* begin *

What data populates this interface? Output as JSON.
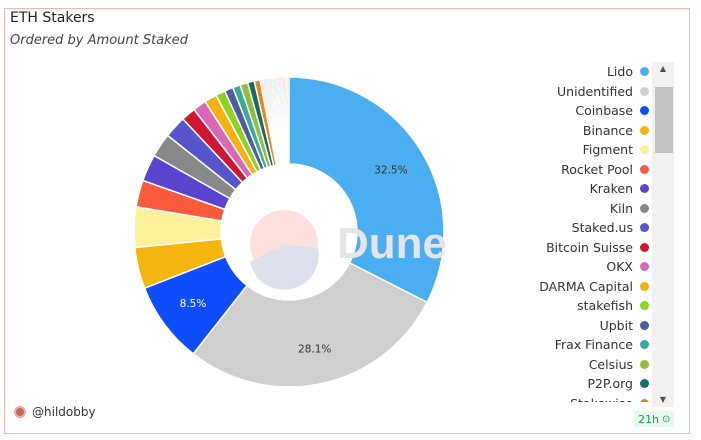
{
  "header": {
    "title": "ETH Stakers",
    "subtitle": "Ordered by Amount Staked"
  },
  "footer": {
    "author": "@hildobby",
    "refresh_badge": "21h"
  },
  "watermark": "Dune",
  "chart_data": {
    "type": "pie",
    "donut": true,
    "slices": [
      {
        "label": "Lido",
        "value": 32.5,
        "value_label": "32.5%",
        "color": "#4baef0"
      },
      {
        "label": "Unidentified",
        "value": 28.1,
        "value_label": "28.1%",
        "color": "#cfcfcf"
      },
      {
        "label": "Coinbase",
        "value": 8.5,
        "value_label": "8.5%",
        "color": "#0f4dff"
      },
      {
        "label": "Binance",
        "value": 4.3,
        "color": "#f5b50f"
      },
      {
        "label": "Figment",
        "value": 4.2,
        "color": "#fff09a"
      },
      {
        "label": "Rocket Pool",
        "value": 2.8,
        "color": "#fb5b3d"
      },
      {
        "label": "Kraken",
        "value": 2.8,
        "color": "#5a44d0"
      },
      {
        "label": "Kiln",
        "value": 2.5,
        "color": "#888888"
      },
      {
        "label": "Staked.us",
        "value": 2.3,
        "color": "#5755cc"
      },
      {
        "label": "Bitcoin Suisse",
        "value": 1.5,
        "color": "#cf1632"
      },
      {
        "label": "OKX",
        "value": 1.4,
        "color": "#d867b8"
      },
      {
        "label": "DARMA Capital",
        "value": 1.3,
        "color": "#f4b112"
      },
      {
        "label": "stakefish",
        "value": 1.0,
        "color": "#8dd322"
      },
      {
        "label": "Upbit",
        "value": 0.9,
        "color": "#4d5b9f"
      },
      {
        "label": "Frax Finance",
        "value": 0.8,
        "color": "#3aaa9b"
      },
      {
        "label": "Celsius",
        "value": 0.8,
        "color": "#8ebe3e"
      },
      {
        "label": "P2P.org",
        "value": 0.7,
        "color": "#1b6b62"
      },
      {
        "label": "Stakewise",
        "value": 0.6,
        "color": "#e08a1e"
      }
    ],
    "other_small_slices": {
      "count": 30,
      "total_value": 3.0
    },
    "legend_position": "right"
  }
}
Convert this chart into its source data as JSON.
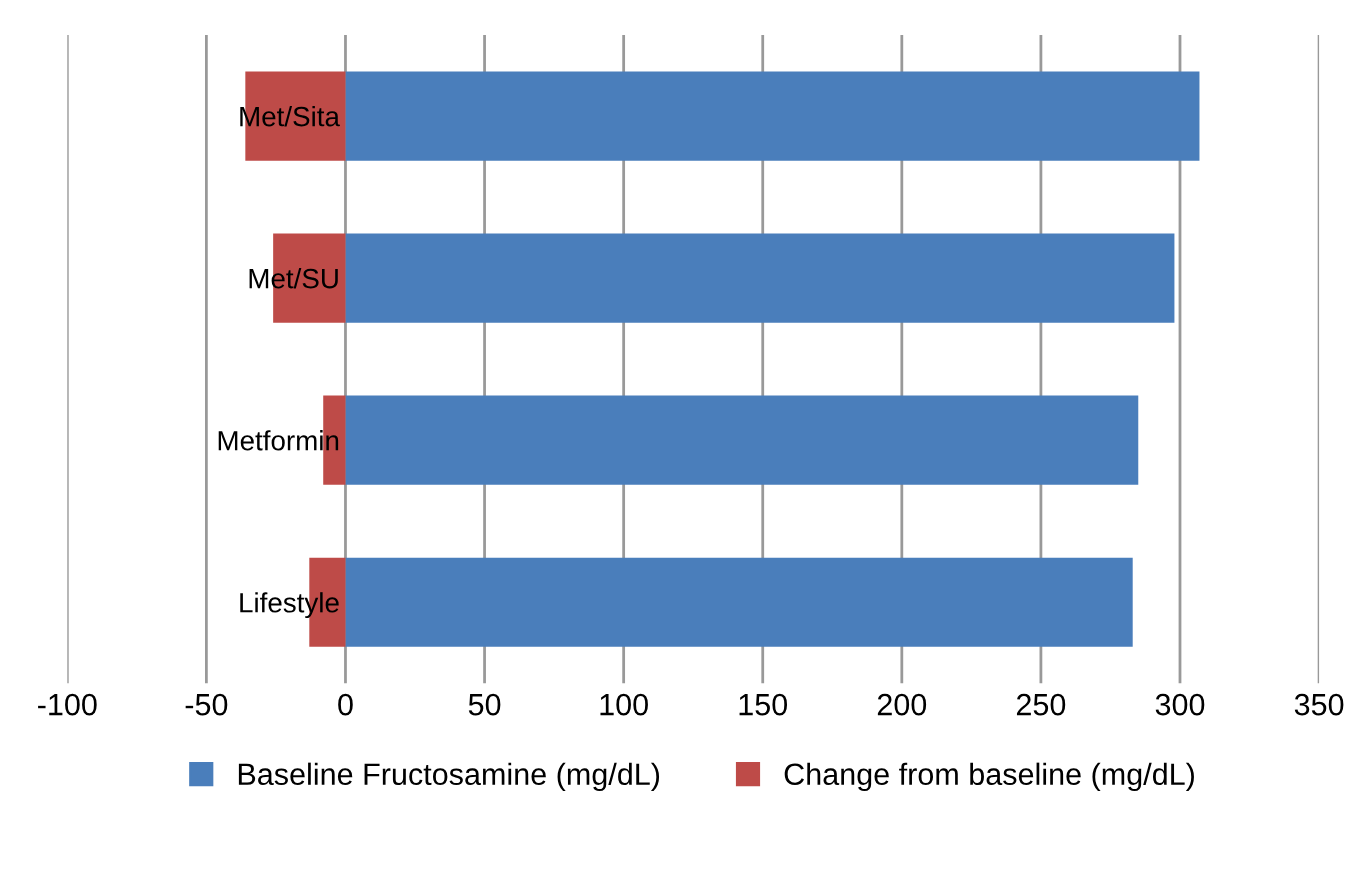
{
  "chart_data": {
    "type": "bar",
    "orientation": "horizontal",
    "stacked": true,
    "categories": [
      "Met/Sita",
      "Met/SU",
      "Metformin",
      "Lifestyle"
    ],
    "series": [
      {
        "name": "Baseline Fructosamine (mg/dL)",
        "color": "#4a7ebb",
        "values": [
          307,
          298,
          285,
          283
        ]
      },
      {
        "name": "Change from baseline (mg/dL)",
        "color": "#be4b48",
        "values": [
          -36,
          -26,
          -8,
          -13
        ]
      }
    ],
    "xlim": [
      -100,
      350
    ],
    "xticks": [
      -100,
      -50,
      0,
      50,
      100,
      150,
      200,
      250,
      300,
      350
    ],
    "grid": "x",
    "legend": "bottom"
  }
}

* end *

- _Given task_: Reproduce all of the entries word for word, skipping any pictures they hold.

- _Finished answer_:
What data populates this interface? Output as JSON.
{
  "header": {
    "title": "ETH Stakers",
    "subtitle": "Ordered by Amount Staked"
  },
  "footer": {
    "author": "@hildobby",
    "refresh_badge": "21h"
  },
  "watermark": "Dune",
  "chart_data": {
    "type": "pie",
    "donut": true,
    "slices": [
      {
        "label": "Lido",
        "value": 32.5,
        "value_label": "32.5%",
        "color": "#4baef0"
      },
      {
        "label": "Unidentified",
        "value": 28.1,
        "value_label": "28.1%",
        "color": "#cfcfcf"
      },
      {
        "label": "Coinbase",
        "value": 8.5,
        "value_label": "8.5%",
        "color": "#0f4dff"
      },
      {
        "label": "Binance",
        "value": 4.3,
        "color": "#f5b50f"
      },
      {
        "label": "Figment",
        "value": 4.2,
        "color": "#fff09a"
      },
      {
        "label": "Rocket Pool",
        "value": 2.8,
        "color": "#fb5b3d"
      },
      {
        "label": "Kraken",
        "value": 2.8,
        "color": "#5a44d0"
      },
      {
        "label": "Kiln",
        "value": 2.5,
        "color": "#888888"
      },
      {
        "label": "Staked.us",
        "value": 2.3,
        "color": "#5755cc"
      },
      {
        "label": "Bitcoin Suisse",
        "value": 1.5,
        "color": "#cf1632"
      },
      {
        "label": "OKX",
        "value": 1.4,
        "color": "#d867b8"
      },
      {
        "label": "DARMA Capital",
        "value": 1.3,
        "color": "#f4b112"
      },
      {
        "label": "stakefish",
        "value": 1.0,
        "color": "#8dd322"
      },
      {
        "label": "Upbit",
        "value": 0.9,
        "color": "#4d5b9f"
      },
      {
        "label": "Frax Finance",
        "value": 0.8,
        "color": "#3aaa9b"
      },
      {
        "label": "Celsius",
        "value": 0.8,
        "color": "#8ebe3e"
      },
      {
        "label": "P2P.org",
        "value": 0.7,
        "color": "#1b6b62"
      },
      {
        "label": "Stakewise",
        "value": 0.6,
        "color": "#e08a1e"
      }
    ],
    "other_small_slices": {
      "count": 30,
      "total_value": 3.0
    },
    "legend_position": "right"
  }
}
Convert this chart into its source data as JSON.
{
  "chart_data": {
    "type": "bar",
    "orientation": "horizontal",
    "stacked": true,
    "categories": [
      "Met/Sita",
      "Met/SU",
      "Metformin",
      "Lifestyle"
    ],
    "series": [
      {
        "name": "Baseline Fructosamine (mg/dL)",
        "color": "#4a7ebb",
        "values": [
          307,
          298,
          285,
          283
        ]
      },
      {
        "name": "Change from baseline (mg/dL)",
        "color": "#be4b48",
        "values": [
          -36,
          -26,
          -8,
          -13
        ]
      }
    ],
    "xlim": [
      -100,
      350
    ],
    "xticks": [
      -100,
      -50,
      0,
      50,
      100,
      150,
      200,
      250,
      300,
      350
    ],
    "grid": "x",
    "legend": "bottom"
  }
}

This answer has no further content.